Could you repeat the records below exactly, leaving out any pictures?

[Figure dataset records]
************
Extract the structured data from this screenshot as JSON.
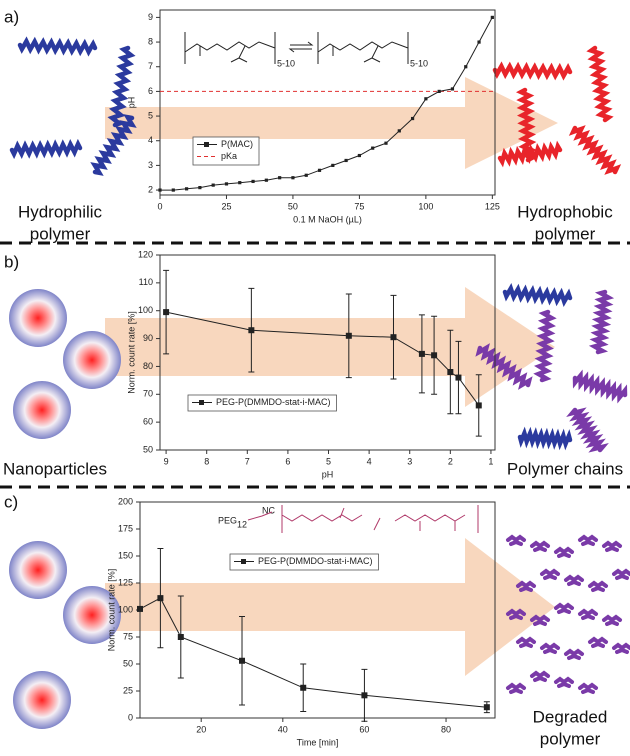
{
  "chart_data": [
    {
      "type": "line",
      "panel": "a)",
      "left_label": [
        "Hydrophilic",
        "polymer"
      ],
      "right_label": [
        "Hydrophobic",
        "polymer"
      ],
      "xlabel": "0.1 M NaOH (µL)",
      "ylabel": "pH",
      "x": [
        0,
        5,
        10,
        15,
        20,
        25,
        30,
        35,
        40,
        45,
        50,
        55,
        60,
        65,
        70,
        75,
        80,
        85,
        90,
        95,
        100,
        105,
        110,
        115,
        120,
        125
      ],
      "series": [
        {
          "name": "P(MAC)",
          "color": "#222222",
          "values": [
            2.0,
            2.0,
            2.05,
            2.1,
            2.2,
            2.25,
            2.3,
            2.35,
            2.4,
            2.5,
            2.5,
            2.6,
            2.8,
            3.0,
            3.2,
            3.4,
            3.7,
            3.9,
            4.4,
            4.9,
            5.7,
            6.0,
            6.1,
            7.0,
            8.0,
            9.0
          ]
        }
      ],
      "reference_lines": [
        {
          "name": "pKa",
          "value": 6.0,
          "color": "#e03030"
        }
      ],
      "structure_labels": [
        "5-10",
        "5-10"
      ],
      "xlim": [
        0,
        126
      ],
      "ylim": [
        1.8,
        9.3
      ],
      "xticks": [
        0,
        25,
        50,
        75,
        100,
        125
      ],
      "yticks": [
        2,
        3,
        4,
        5,
        6,
        7,
        8,
        9
      ]
    },
    {
      "type": "errorbar",
      "panel": "b)",
      "left_label": [
        "Nanoparticles"
      ],
      "right_label": [
        "Polymer chains"
      ],
      "xlabel": "pH",
      "ylabel": "Norm. count rate [%]",
      "x": [
        9.0,
        6.9,
        4.5,
        3.4,
        2.7,
        2.4,
        2.0,
        1.8,
        1.3
      ],
      "series": [
        {
          "name": "PEG-P(DMMDO-stat-i-MAC)",
          "color": "#222222",
          "values": [
            99.5,
            93,
            91,
            90.5,
            84.5,
            84,
            78,
            76,
            66
          ],
          "errors": [
            15,
            15,
            15,
            15,
            14,
            14,
            15,
            13,
            11
          ]
        }
      ],
      "xlim": [
        9.15,
        0.9
      ],
      "ylim": [
        50,
        120
      ],
      "xticks": [
        9,
        8,
        7,
        6,
        5,
        4,
        3,
        2,
        1
      ],
      "yticks": [
        50,
        60,
        70,
        80,
        90,
        100,
        110,
        120
      ]
    },
    {
      "type": "errorbar",
      "panel": "c)",
      "left_label": [],
      "right_label": [
        "Degraded",
        "polymer"
      ],
      "xlabel": "Time [min]",
      "ylabel": "Norm. count rate [%]",
      "x": [
        5,
        10,
        15,
        30,
        45,
        60,
        90
      ],
      "series": [
        {
          "name": "PEG-P(DMMDO-stat-i-MAC)",
          "color": "#222222",
          "values": [
            101,
            111,
            75,
            53,
            28,
            21,
            10
          ],
          "errors": [
            0,
            46,
            38,
            41,
            22,
            24,
            5
          ]
        }
      ],
      "structure_labels": [
        "PEG",
        "12",
        "NC"
      ],
      "xlim": [
        5,
        92
      ],
      "ylim": [
        0,
        200
      ],
      "xticks": [
        20,
        40,
        60,
        80
      ],
      "yticks": [
        0,
        25,
        50,
        75,
        100,
        125,
        150,
        175,
        200
      ]
    }
  ]
}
************
> [Exercise output]:
Extract the structured data from this screenshot as JSON.
{
  "chart_data": [
    {
      "type": "line",
      "panel": "a)",
      "left_label": [
        "Hydrophilic",
        "polymer"
      ],
      "right_label": [
        "Hydrophobic",
        "polymer"
      ],
      "xlabel": "0.1 M NaOH (µL)",
      "ylabel": "pH",
      "x": [
        0,
        5,
        10,
        15,
        20,
        25,
        30,
        35,
        40,
        45,
        50,
        55,
        60,
        65,
        70,
        75,
        80,
        85,
        90,
        95,
        100,
        105,
        110,
        115,
        120,
        125
      ],
      "series": [
        {
          "name": "P(MAC)",
          "color": "#222222",
          "values": [
            2.0,
            2.0,
            2.05,
            2.1,
            2.2,
            2.25,
            2.3,
            2.35,
            2.4,
            2.5,
            2.5,
            2.6,
            2.8,
            3.0,
            3.2,
            3.4,
            3.7,
            3.9,
            4.4,
            4.9,
            5.7,
            6.0,
            6.1,
            7.0,
            8.0,
            9.0
          ]
        }
      ],
      "reference_lines": [
        {
          "name": "pKa",
          "value": 6.0,
          "color": "#e03030"
        }
      ],
      "structure_labels": [
        "5-10",
        "5-10"
      ],
      "xlim": [
        0,
        126
      ],
      "ylim": [
        1.8,
        9.3
      ],
      "xticks": [
        0,
        25,
        50,
        75,
        100,
        125
      ],
      "yticks": [
        2,
        3,
        4,
        5,
        6,
        7,
        8,
        9
      ]
    },
    {
      "type": "errorbar",
      "panel": "b)",
      "left_label": [
        "Nanoparticles"
      ],
      "right_label": [
        "Polymer chains"
      ],
      "xlabel": "pH",
      "ylabel": "Norm. count rate [%]",
      "x": [
        9.0,
        6.9,
        4.5,
        3.4,
        2.7,
        2.4,
        2.0,
        1.8,
        1.3
      ],
      "series": [
        {
          "name": "PEG-P(DMMDO-stat-i-MAC)",
          "color": "#222222",
          "values": [
            99.5,
            93,
            91,
            90.5,
            84.5,
            84,
            78,
            76,
            66
          ],
          "errors": [
            15,
            15,
            15,
            15,
            14,
            14,
            15,
            13,
            11
          ]
        }
      ],
      "xlim": [
        9.15,
        0.9
      ],
      "ylim": [
        50,
        120
      ],
      "xticks": [
        9,
        8,
        7,
        6,
        5,
        4,
        3,
        2,
        1
      ],
      "yticks": [
        50,
        60,
        70,
        80,
        90,
        100,
        110,
        120
      ]
    },
    {
      "type": "errorbar",
      "panel": "c)",
      "left_label": [],
      "right_label": [
        "Degraded",
        "polymer"
      ],
      "xlabel": "Time [min]",
      "ylabel": "Norm. count rate [%]",
      "x": [
        5,
        10,
        15,
        30,
        45,
        60,
        90
      ],
      "series": [
        {
          "name": "PEG-P(DMMDO-stat-i-MAC)",
          "color": "#222222",
          "values": [
            101,
            111,
            75,
            53,
            28,
            21,
            10
          ],
          "errors": [
            0,
            46,
            38,
            41,
            22,
            24,
            5
          ]
        }
      ],
      "structure_labels": [
        "PEG",
        "12",
        "NC"
      ],
      "xlim": [
        5,
        92
      ],
      "ylim": [
        0,
        200
      ],
      "xticks": [
        20,
        40,
        60,
        80
      ],
      "yticks": [
        0,
        25,
        50,
        75,
        100,
        125,
        150,
        175,
        200
      ]
    }
  ]
}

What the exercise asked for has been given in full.